● **Your instructions**
Identify the lines that contain the string "substances" and copy all of them.

----------

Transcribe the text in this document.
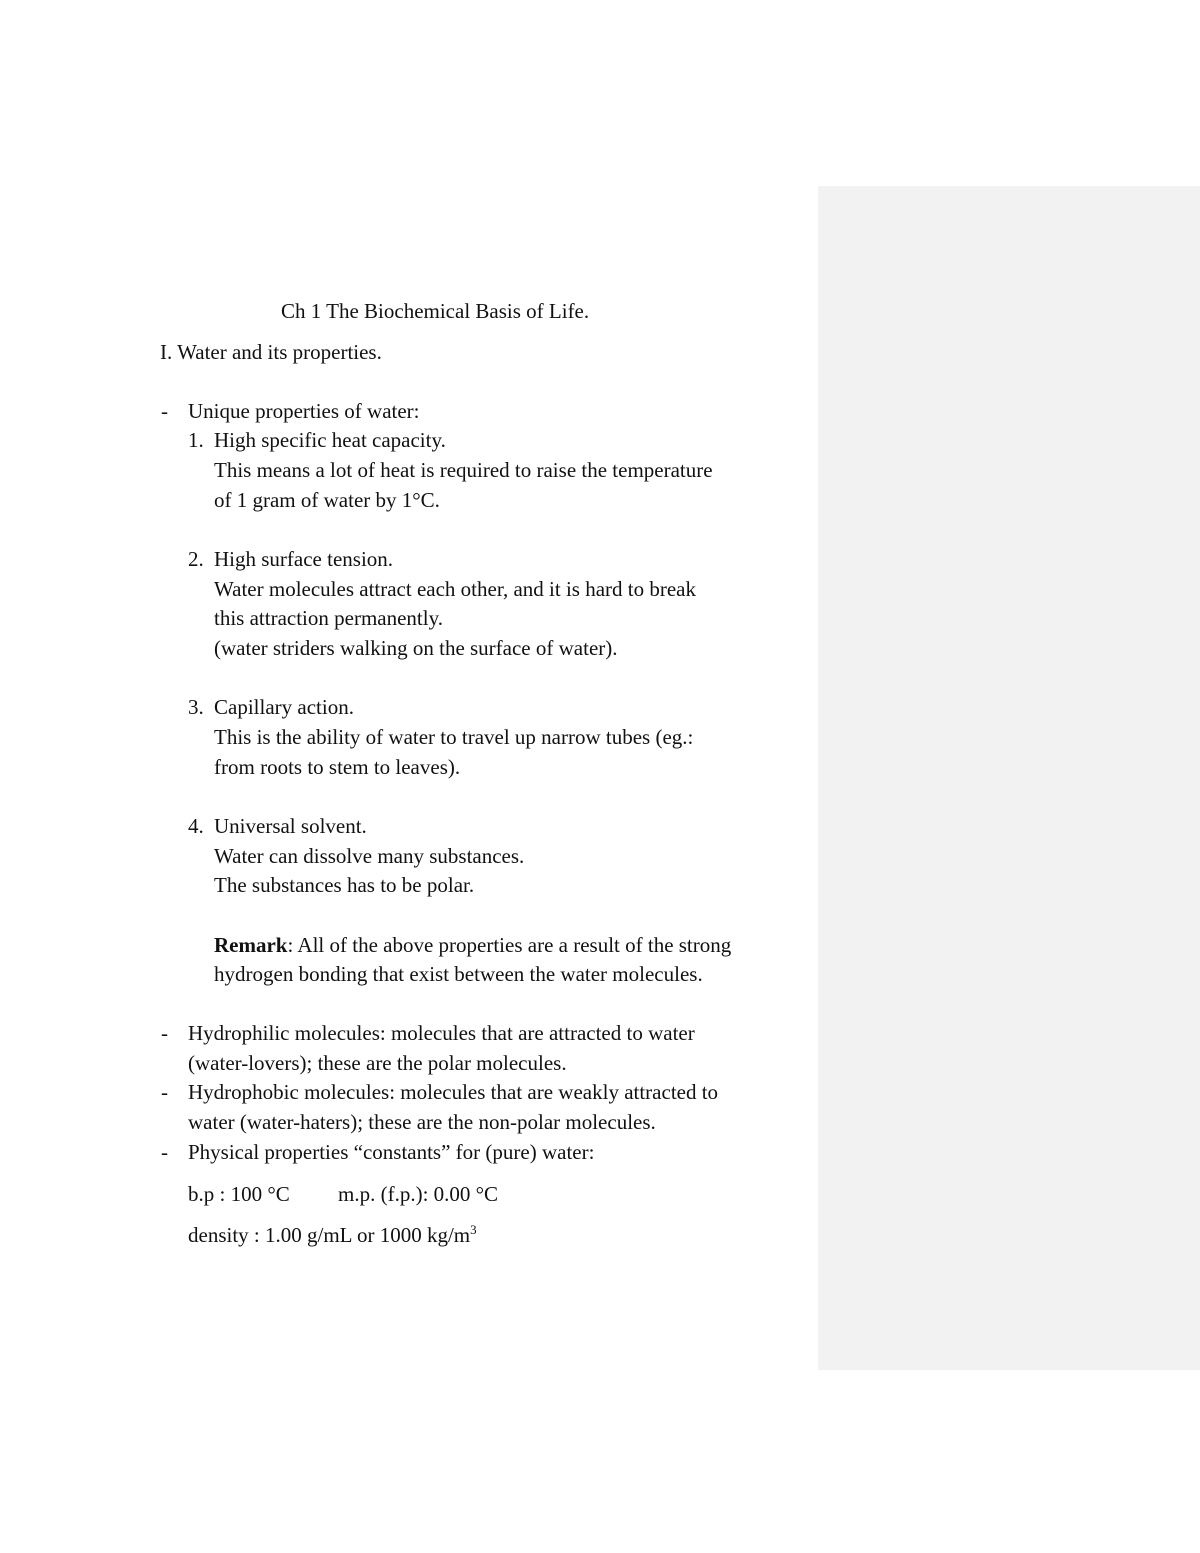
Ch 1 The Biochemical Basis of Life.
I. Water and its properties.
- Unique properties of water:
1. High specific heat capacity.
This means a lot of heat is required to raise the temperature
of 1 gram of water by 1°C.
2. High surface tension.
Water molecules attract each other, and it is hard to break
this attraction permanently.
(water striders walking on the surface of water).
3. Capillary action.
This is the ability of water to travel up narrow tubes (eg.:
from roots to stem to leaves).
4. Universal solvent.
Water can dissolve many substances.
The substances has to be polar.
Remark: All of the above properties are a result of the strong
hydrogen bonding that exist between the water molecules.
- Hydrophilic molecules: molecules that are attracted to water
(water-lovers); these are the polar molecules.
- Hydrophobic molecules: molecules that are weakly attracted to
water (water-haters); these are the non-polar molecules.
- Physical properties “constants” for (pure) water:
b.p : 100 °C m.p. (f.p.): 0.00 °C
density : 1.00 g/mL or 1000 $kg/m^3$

----------

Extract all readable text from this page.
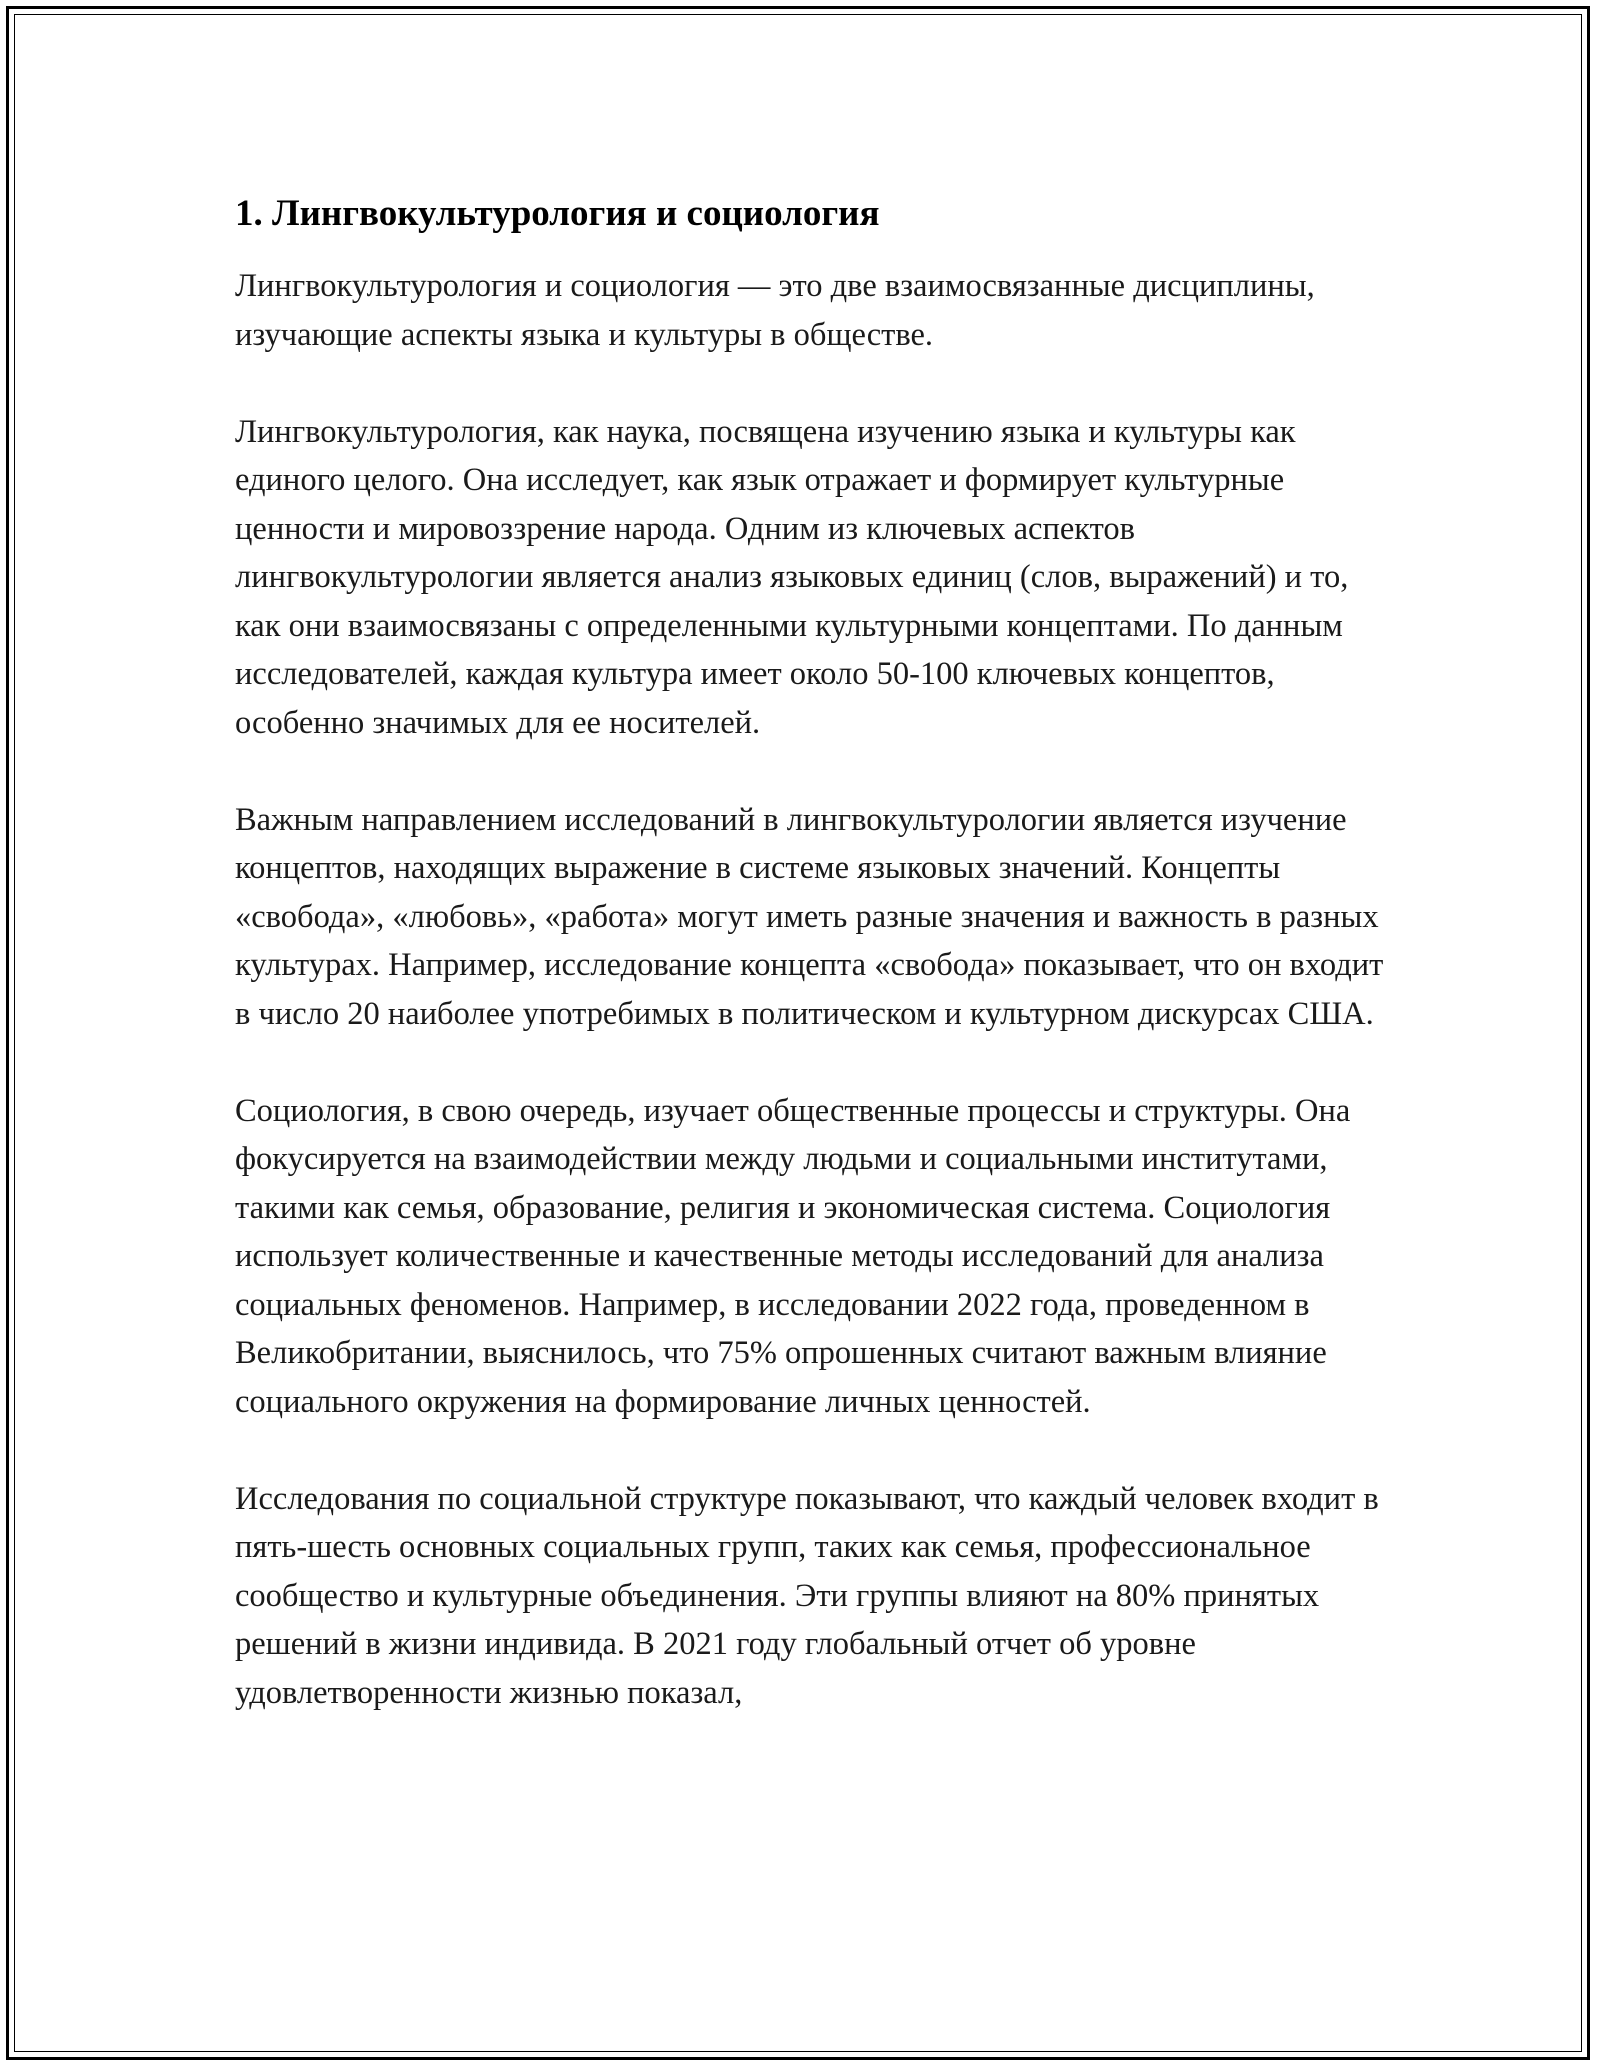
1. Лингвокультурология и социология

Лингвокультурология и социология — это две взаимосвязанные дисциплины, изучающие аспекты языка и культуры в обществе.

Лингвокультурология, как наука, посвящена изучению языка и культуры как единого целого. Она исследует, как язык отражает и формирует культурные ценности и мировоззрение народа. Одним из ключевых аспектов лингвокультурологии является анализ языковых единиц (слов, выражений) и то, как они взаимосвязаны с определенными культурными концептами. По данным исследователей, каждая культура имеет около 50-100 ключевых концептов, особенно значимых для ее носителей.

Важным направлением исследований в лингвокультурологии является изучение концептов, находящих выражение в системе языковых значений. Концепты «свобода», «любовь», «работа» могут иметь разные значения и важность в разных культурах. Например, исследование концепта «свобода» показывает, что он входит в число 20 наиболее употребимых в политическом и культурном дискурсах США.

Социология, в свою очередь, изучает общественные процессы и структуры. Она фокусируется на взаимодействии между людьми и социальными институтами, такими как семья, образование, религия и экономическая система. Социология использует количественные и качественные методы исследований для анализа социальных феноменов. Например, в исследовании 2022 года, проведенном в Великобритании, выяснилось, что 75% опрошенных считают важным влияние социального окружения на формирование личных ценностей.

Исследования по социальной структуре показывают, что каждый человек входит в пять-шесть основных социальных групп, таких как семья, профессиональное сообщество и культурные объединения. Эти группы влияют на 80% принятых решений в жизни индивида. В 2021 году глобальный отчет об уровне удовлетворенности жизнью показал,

----------

● **The output**
Water can dissolve many substances.
The substances has to be polar.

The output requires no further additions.